● Aim of the task
Find the word "والحبس" in the data. Return every line where it appears.

Data excerpts

## begin

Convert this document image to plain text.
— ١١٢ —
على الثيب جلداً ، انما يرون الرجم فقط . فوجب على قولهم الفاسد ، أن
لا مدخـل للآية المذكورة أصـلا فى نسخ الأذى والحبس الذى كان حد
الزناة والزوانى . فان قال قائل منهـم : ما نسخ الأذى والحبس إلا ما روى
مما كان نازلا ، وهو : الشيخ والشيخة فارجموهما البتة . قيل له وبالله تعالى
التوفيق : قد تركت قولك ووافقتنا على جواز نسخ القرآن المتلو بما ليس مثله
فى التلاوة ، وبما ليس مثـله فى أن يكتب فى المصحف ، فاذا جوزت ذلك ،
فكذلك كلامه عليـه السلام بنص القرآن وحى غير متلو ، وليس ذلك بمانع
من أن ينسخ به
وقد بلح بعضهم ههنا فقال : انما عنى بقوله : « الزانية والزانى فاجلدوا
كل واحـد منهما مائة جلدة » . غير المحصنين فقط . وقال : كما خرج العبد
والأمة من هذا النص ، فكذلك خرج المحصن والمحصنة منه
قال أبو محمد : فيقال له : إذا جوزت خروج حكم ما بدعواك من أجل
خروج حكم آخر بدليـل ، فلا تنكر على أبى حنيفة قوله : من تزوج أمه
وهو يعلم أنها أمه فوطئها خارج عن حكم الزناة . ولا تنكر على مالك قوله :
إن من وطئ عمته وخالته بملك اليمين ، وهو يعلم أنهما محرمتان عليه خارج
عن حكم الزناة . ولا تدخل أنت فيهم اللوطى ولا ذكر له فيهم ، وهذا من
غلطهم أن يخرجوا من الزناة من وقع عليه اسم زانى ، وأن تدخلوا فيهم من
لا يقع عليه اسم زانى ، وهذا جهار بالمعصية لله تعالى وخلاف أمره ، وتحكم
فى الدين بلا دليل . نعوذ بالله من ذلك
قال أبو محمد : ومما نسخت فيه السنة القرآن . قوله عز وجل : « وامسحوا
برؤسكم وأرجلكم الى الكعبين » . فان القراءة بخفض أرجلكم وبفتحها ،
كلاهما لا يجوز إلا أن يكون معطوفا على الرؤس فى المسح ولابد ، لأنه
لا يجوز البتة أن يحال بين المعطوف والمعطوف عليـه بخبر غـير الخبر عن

## end

● Answer below
لا مدخـل للآية المذكورة أصـلا فى نسخ الأذى والحبس الذى كان حد
الزناة والزوانى . فان قال قائل منهـم : ما نسخ الأذى والحبس إلا ما روى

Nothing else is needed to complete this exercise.